──────── Information provided ────────

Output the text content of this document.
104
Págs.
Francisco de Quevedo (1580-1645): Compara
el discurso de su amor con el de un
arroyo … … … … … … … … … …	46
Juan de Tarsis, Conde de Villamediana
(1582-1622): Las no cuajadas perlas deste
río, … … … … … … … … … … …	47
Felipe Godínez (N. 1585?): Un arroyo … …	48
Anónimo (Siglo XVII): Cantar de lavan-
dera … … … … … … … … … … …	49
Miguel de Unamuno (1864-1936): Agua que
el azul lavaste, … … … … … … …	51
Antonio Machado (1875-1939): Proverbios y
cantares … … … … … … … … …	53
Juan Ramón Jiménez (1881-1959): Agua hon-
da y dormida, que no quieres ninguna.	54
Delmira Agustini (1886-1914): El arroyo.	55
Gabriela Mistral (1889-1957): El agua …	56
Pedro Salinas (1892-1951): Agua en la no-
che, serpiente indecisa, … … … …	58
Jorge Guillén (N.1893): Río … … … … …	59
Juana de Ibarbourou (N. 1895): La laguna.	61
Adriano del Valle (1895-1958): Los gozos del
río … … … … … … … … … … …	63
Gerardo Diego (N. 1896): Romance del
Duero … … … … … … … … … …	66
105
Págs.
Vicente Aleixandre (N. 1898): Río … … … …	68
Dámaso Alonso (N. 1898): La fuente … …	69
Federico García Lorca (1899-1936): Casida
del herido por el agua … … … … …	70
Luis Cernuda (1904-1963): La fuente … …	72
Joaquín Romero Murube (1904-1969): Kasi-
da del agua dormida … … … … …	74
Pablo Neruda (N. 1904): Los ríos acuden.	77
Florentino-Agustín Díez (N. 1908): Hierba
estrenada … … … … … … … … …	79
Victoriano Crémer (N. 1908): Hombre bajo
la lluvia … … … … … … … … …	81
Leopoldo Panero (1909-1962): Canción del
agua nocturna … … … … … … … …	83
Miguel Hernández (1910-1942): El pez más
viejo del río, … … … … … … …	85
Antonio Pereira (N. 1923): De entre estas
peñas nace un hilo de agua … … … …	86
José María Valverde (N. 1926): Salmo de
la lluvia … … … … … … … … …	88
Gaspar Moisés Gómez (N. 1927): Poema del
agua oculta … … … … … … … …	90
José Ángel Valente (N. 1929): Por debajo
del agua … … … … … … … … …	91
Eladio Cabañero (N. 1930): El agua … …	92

────────

Restate all of the entries above precisely.

Output the text content of this document.
104
Págs.
Francisco de Quevedo (1580-1645): Compara
el discurso de su amor con el de un
arroyo … … … … … … … … … …	46
Juan de Tarsis, Conde de Villamediana
(1582-1622): Las no cuajadas perlas deste
río, … … … … … … … … … … …	47
Felipe Godínez (N. 1585?): Un arroyo … …	48
Anónimo (Siglo XVII): Cantar de lavan-
dera … … … … … … … … … … …	49
Miguel de Unamuno (1864-1936): Agua que
el azul lavaste, … … … … … … …	51
Antonio Machado (1875-1939): Proverbios y
cantares … … … … … … … … …	53
Juan Ramón Jiménez (1881-1959): Agua hon-
da y dormida, que no quieres ninguna.	54
Delmira Agustini (1886-1914): El arroyo.	55
Gabriela Mistral (1889-1957): El agua …	56
Pedro Salinas (1892-1951): Agua en la no-
che, serpiente indecisa, … … … …	58
Jorge Guillén (N.1893): Río … … … … …	59
Juana de Ibarbourou (N. 1895): La laguna.	61
Adriano del Valle (1895-1958): Los gozos del
río … … … … … … … … … … …	63
Gerardo Diego (N. 1896): Romance del
Duero … … … … … … … … … …	66
105
Págs.
Vicente Aleixandre (N. 1898): Río … … … …	68
Dámaso Alonso (N. 1898): La fuente … …	69
Federico García Lorca (1899-1936): Casida
del herido por el agua … … … … …	70
Luis Cernuda (1904-1963): La fuente … …	72
Joaquín Romero Murube (1904-1969): Kasi-
da del agua dormida … … … … …	74
Pablo Neruda (N. 1904): Los ríos acuden.	77
Florentino-Agustín Díez (N. 1908): Hierba
estrenada … … … … … … … … …	79
Victoriano Crémer (N. 1908): Hombre bajo
la lluvia … … … … … … … … …	81
Leopoldo Panero (1909-1962): Canción del
agua nocturna … … … … … … … …	83
Miguel Hernández (1910-1942): El pez más
viejo del río, … … … … … … …	85
Antonio Pereira (N. 1923): De entre estas
peñas nace un hilo de agua … … … …	86
José María Valverde (N. 1926): Salmo de
la lluvia … … … … … … … … …	88
Gaspar Moisés Gómez (N. 1927): Poema del
agua oculta … … … … … … … …	90
José Ángel Valente (N. 1929): Por debajo
del agua … … … … … … … … …	91
Eladio Cabañero (N. 1930): El agua … …	92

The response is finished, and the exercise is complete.